*** Exercise data

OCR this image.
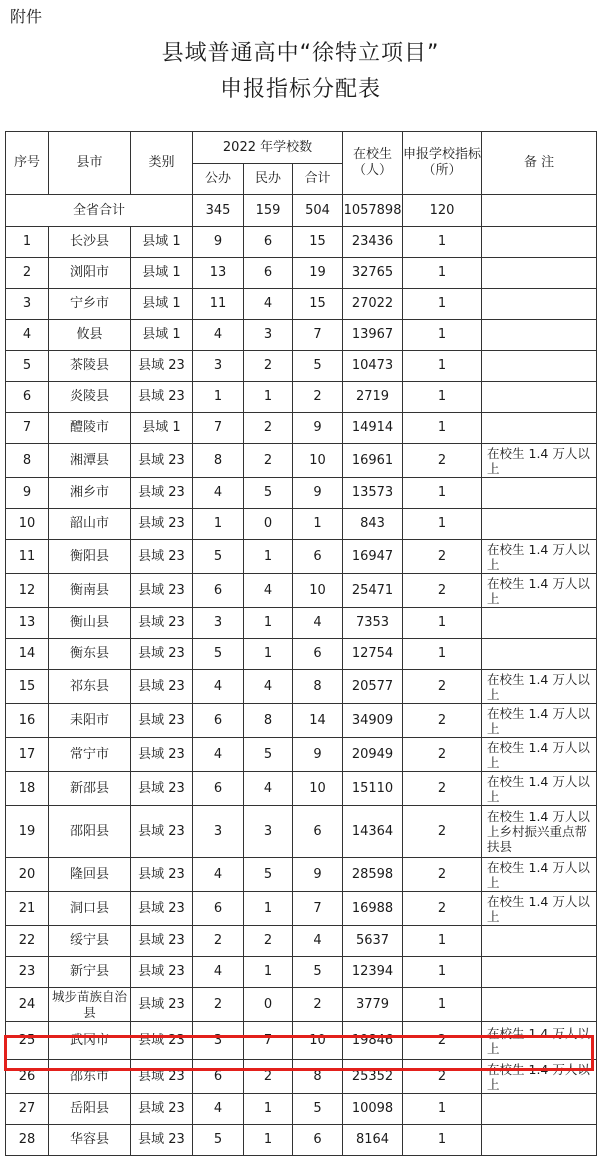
附件
县域普通高中“徐特立项目”
申报指标分配表
序号	县市	类别	2022 年学校数			在校生（人）	申报学校指标（所）	备 注
			公办	民办	合计			
全省合计			345	159	504	1057898	120	
1	长沙县	县域 1	9	6	15	23436	1	
2	浏阳市	县域 1	13	6	19	32765	1	
3	宁乡市	县域 1	11	4	15	27022	1	
4	攸县	县域 1	4	3	7	13967	1	
5	茶陵县	县域 23	3	2	5	10473	1	
6	炎陵县	县域 23	1	1	2	2719	1	
7	醴陵市	县域 1	7	2	9	14914	1	
8	湘潭县	县域 23	8	2	10	16961	2	在校生 1.4 万人以上
9	湘乡市	县域 23	4	5	9	13573	1	
10	韶山市	县域 23	1	0	1	843	1	
11	衡阳县	县域 23	5	1	6	16947	2	在校生 1.4 万人以上
12	衡南县	县域 23	6	4	10	25471	2	在校生 1.4 万人以上
13	衡山县	县域 23	3	1	4	7353	1	
14	衡东县	县域 23	5	1	6	12754	1	
15	祁东县	县域 23	4	4	8	20577	2	在校生 1.4 万人以上
16	耒阳市	县域 23	6	8	14	34909	2	在校生 1.4 万人以上
17	常宁市	县域 23	4	5	9	20949	2	在校生 1.4 万人以上
18	新邵县	县域 23	6	4	10	15110	2	在校生 1.4 万人以上
19	邵阳县	县域 23	3	3	6	14364	2	在校生 1.4 万人以上乡村振兴重点帮扶县
20	隆回县	县域 23	4	5	9	28598	2	在校生 1.4 万人以上
21	洞口县	县域 23	6	1	7	16988	2	在校生 1.4 万人以上
22	绥宁县	县域 23	2	2	4	5637	1	
23	新宁县	县域 23	4	1	5	12394	1	
24	城步苗族自治县	县域 23	2	0	2	3779	1	
25	武冈市	县域 23	3	7	10	19846	2	在校生 1.4 万人以上
26	邵东市	县域 23	6	2	8	25352	2	在校生 1.4 万人以上
27	岳阳县	县域 23	4	1	5	10098	1	
28	华容县	县域 23	5	1	6	8164	1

******

Copy everything in the records above except the pictures, exactly as written.

OCR this image.
附件
县域普通高中“徐特立项目”
申报指标分配表
序号	县市	类别	2022 年学校数			在校生（人）	申报学校指标（所）	备 注
			公办	民办	合计			
全省合计			345	159	504	1057898	120	
1	长沙县	县域 1	9	6	15	23436	1	
2	浏阳市	县域 1	13	6	19	32765	1	
3	宁乡市	县域 1	11	4	15	27022	1	
4	攸县	县域 1	4	3	7	13967	1	
5	茶陵县	县域 23	3	2	5	10473	1	
6	炎陵县	县域 23	1	1	2	2719	1	
7	醴陵市	县域 1	7	2	9	14914	1	
8	湘潭县	县域 23	8	2	10	16961	2	在校生 1.4 万人以上
9	湘乡市	县域 23	4	5	9	13573	1	
10	韶山市	县域 23	1	0	1	843	1	
11	衡阳县	县域 23	5	1	6	16947	2	在校生 1.4 万人以上
12	衡南县	县域 23	6	4	10	25471	2	在校生 1.4 万人以上
13	衡山县	县域 23	3	1	4	7353	1	
14	衡东县	县域 23	5	1	6	12754	1	
15	祁东县	县域 23	4	4	8	20577	2	在校生 1.4 万人以上
16	耒阳市	县域 23	6	8	14	34909	2	在校生 1.4 万人以上
17	常宁市	县域 23	4	5	9	20949	2	在校生 1.4 万人以上
18	新邵县	县域 23	6	4	10	15110	2	在校生 1.4 万人以上
19	邵阳县	县域 23	3	3	6	14364	2	在校生 1.4 万人以上乡村振兴重点帮扶县
20	隆回县	县域 23	4	5	9	28598	2	在校生 1.4 万人以上
21	洞口县	县域 23	6	1	7	16988	2	在校生 1.4 万人以上
22	绥宁县	县域 23	2	2	4	5637	1	
23	新宁县	县域 23	4	1	5	12394	1	
24	城步苗族自治县	县域 23	2	0	2	3779	1	
25	武冈市	县域 23	3	7	10	19846	2	在校生 1.4 万人以上
26	邵东市	县域 23	6	2	8	25352	2	在校生 1.4 万人以上
27	岳阳县	县域 23	4	1	5	10098	1	
28	华容县	县域 23	5	1	6	8164	1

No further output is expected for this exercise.